[Collected data entries]
▼

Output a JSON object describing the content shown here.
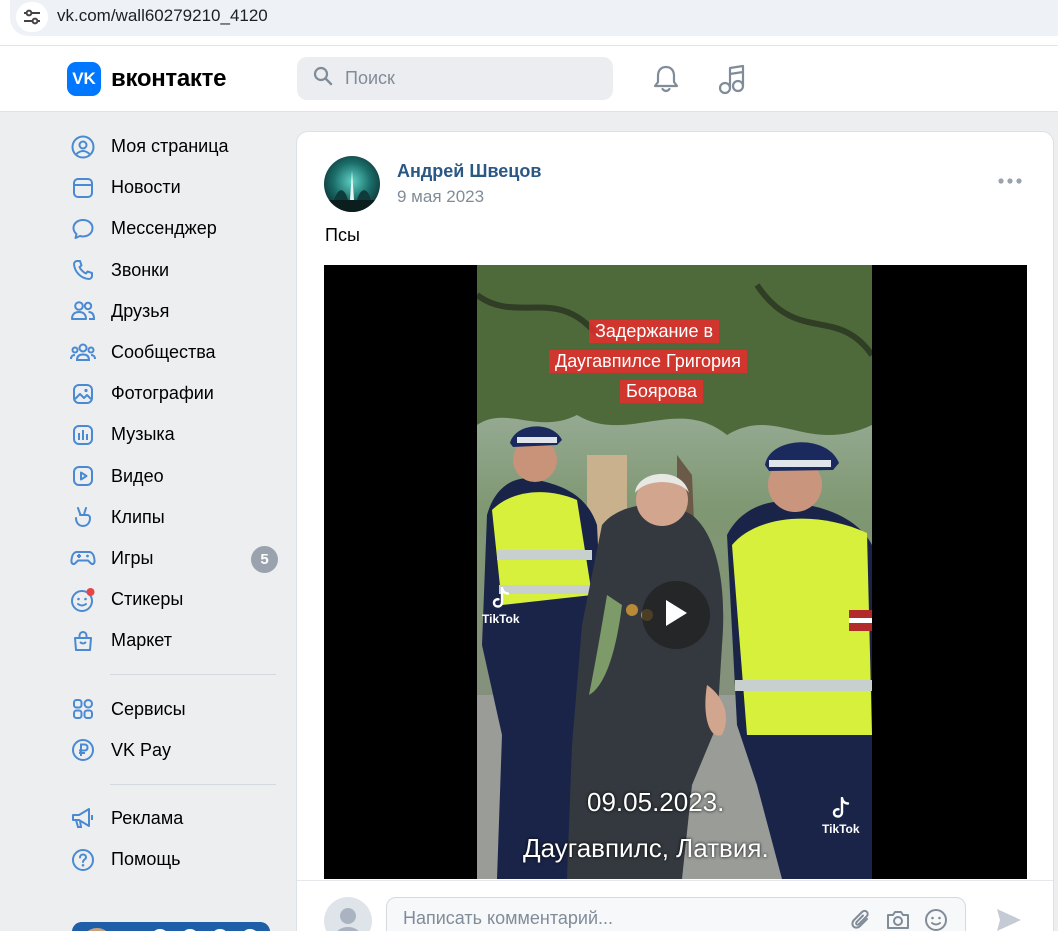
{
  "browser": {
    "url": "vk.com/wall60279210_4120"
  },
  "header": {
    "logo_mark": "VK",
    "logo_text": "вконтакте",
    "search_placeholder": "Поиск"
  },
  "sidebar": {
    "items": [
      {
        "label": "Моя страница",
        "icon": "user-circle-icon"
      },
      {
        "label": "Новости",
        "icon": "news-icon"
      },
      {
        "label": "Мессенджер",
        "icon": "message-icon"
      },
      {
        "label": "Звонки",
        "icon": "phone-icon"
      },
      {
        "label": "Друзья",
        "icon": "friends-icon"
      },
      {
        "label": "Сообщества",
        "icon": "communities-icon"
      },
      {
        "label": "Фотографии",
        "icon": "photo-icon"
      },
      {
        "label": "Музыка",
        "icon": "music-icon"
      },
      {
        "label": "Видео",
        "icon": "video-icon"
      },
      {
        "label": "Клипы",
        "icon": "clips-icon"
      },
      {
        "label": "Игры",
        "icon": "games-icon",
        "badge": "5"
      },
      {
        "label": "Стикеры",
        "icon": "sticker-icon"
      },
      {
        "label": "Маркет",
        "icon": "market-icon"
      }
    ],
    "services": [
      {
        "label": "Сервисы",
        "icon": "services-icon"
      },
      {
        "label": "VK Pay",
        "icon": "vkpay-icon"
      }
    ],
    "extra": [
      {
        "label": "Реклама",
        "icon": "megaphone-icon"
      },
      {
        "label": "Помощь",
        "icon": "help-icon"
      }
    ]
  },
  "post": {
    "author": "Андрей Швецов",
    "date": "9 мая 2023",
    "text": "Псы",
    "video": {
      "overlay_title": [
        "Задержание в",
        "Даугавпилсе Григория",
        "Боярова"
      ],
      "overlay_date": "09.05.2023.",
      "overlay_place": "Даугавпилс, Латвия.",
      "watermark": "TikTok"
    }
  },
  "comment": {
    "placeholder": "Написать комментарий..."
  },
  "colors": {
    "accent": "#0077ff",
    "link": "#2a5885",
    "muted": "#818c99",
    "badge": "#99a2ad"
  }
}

▲

▸ GIVEN REQUEST
Reproduce the data above in full, exactly as it is, with the pictures left out.

▸ OUTPUT BELOW
Output a JSON object describing the content shown here.
{
  "browser": {
    "url": "vk.com/wall60279210_4120"
  },
  "header": {
    "logo_mark": "VK",
    "logo_text": "вконтакте",
    "search_placeholder": "Поиск"
  },
  "sidebar": {
    "items": [
      {
        "label": "Моя страница",
        "icon": "user-circle-icon"
      },
      {
        "label": "Новости",
        "icon": "news-icon"
      },
      {
        "label": "Мессенджер",
        "icon": "message-icon"
      },
      {
        "label": "Звонки",
        "icon": "phone-icon"
      },
      {
        "label": "Друзья",
        "icon": "friends-icon"
      },
      {
        "label": "Сообщества",
        "icon": "communities-icon"
      },
      {
        "label": "Фотографии",
        "icon": "photo-icon"
      },
      {
        "label": "Музыка",
        "icon": "music-icon"
      },
      {
        "label": "Видео",
        "icon": "video-icon"
      },
      {
        "label": "Клипы",
        "icon": "clips-icon"
      },
      {
        "label": "Игры",
        "icon": "games-icon",
        "badge": "5"
      },
      {
        "label": "Стикеры",
        "icon": "sticker-icon"
      },
      {
        "label": "Маркет",
        "icon": "market-icon"
      }
    ],
    "services": [
      {
        "label": "Сервисы",
        "icon": "services-icon"
      },
      {
        "label": "VK Pay",
        "icon": "vkpay-icon"
      }
    ],
    "extra": [
      {
        "label": "Реклама",
        "icon": "megaphone-icon"
      },
      {
        "label": "Помощь",
        "icon": "help-icon"
      }
    ]
  },
  "post": {
    "author": "Андрей Швецов",
    "date": "9 мая 2023",
    "text": "Псы",
    "video": {
      "overlay_title": [
        "Задержание в",
        "Даугавпилсе Григория",
        "Боярова"
      ],
      "overlay_date": "09.05.2023.",
      "overlay_place": "Даугавпилс, Латвия.",
      "watermark": "TikTok"
    }
  },
  "comment": {
    "placeholder": "Написать комментарий..."
  },
  "colors": {
    "accent": "#0077ff",
    "link": "#2a5885",
    "muted": "#818c99",
    "badge": "#99a2ad"
  }
}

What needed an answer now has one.